* _PROBLEM DESCRIPTION_
Copy each line of the entries that contains the word "Stochastics".

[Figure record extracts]
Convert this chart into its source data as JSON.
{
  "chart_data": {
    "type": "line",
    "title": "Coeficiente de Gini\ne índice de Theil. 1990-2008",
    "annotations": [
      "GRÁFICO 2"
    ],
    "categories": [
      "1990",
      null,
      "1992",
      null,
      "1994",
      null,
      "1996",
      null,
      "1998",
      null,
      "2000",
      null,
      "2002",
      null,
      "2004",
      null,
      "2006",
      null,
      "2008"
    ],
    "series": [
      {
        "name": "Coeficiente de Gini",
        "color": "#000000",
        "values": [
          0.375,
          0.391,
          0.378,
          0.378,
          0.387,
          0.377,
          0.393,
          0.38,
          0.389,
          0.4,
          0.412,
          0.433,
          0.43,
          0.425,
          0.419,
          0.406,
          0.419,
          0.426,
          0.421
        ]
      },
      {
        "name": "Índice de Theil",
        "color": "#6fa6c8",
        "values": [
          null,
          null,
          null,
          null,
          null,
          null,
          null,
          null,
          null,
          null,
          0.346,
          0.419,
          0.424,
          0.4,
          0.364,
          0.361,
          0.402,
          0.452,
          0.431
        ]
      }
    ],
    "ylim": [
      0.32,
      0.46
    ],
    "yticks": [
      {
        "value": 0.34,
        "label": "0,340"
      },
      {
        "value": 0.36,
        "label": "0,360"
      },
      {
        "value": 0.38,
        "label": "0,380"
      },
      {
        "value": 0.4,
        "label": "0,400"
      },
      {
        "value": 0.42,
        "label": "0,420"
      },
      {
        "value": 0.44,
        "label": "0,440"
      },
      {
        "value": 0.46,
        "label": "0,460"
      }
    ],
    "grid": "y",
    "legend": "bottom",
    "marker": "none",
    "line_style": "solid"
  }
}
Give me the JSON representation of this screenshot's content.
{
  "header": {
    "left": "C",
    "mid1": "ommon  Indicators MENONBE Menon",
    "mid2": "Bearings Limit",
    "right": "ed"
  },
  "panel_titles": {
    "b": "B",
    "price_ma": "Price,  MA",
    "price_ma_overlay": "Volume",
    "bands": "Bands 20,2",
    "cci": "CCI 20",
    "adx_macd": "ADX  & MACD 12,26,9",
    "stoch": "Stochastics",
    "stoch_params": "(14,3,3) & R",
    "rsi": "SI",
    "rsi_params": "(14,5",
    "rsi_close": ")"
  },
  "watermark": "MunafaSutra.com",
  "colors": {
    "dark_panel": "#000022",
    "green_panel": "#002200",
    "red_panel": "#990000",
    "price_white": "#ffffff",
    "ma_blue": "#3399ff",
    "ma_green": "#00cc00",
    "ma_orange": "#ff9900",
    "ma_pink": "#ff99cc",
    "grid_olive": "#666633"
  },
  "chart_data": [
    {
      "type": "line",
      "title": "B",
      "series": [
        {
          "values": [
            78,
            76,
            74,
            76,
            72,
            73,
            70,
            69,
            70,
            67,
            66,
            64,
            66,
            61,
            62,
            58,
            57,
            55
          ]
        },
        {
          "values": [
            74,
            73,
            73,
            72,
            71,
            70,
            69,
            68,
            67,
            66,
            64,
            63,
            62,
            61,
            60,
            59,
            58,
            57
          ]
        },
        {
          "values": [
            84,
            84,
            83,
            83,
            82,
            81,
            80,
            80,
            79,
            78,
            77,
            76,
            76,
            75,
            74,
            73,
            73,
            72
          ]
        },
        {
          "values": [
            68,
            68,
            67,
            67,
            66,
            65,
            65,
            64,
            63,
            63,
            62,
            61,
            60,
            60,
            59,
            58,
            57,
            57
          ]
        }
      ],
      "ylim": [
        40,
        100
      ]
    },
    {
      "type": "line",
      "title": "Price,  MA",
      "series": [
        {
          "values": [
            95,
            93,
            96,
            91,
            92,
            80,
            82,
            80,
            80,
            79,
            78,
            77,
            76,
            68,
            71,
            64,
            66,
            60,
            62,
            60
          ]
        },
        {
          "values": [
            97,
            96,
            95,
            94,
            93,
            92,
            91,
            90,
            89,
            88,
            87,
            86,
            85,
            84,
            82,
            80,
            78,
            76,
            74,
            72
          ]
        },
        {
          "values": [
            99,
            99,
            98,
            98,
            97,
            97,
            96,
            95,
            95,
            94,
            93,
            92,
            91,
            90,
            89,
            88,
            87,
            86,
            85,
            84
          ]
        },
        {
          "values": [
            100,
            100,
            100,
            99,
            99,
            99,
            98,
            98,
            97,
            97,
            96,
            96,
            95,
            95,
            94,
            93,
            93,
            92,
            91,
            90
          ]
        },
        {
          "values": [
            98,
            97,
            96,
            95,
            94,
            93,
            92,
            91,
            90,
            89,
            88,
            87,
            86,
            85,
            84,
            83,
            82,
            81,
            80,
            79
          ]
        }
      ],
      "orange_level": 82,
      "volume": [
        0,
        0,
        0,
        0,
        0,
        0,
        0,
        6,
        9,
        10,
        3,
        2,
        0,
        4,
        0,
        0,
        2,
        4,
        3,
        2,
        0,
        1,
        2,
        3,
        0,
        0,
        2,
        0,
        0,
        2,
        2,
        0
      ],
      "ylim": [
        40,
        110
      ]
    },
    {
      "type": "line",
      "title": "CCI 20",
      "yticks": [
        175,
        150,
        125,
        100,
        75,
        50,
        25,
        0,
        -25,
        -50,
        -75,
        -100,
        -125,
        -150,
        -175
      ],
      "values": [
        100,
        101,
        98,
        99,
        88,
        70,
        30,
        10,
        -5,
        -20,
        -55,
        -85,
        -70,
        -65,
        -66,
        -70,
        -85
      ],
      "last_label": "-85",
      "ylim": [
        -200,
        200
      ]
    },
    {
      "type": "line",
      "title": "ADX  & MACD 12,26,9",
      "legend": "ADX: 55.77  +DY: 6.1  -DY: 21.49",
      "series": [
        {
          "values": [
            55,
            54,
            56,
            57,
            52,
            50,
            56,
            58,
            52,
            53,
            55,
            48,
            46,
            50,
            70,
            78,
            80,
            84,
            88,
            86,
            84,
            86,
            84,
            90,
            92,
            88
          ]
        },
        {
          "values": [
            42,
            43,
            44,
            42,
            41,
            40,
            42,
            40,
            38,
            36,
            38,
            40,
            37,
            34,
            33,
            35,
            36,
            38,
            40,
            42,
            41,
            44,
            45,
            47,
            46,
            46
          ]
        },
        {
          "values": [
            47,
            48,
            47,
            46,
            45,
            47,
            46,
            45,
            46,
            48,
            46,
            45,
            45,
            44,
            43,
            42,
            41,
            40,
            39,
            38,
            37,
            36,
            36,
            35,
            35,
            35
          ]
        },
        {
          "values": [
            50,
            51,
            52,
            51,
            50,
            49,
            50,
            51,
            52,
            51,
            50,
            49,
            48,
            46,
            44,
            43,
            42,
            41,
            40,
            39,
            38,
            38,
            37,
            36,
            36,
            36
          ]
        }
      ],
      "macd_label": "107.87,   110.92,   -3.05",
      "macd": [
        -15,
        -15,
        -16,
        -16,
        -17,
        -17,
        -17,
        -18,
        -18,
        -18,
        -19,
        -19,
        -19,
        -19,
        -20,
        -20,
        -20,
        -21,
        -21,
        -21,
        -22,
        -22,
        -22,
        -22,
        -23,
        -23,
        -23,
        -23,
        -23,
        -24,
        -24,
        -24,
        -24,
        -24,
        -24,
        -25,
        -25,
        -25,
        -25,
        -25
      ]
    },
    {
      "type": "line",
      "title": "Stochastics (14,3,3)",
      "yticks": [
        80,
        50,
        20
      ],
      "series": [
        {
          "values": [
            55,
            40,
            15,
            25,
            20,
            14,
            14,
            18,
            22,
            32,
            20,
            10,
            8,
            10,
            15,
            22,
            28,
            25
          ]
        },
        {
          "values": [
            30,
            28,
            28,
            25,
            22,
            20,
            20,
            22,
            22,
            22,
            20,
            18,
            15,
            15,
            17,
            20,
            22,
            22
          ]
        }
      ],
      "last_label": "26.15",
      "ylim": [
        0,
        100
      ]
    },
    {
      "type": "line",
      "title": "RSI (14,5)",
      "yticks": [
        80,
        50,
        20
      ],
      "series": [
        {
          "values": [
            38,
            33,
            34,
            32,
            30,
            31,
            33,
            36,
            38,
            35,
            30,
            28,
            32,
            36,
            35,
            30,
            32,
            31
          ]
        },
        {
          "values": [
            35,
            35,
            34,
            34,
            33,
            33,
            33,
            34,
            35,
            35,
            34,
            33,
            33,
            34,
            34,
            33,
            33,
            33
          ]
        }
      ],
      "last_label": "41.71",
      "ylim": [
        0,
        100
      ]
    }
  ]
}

* _FINAL ANSWER_
    "stoch": "Stochastics",
      "title": "Stochastics (14,3,3)",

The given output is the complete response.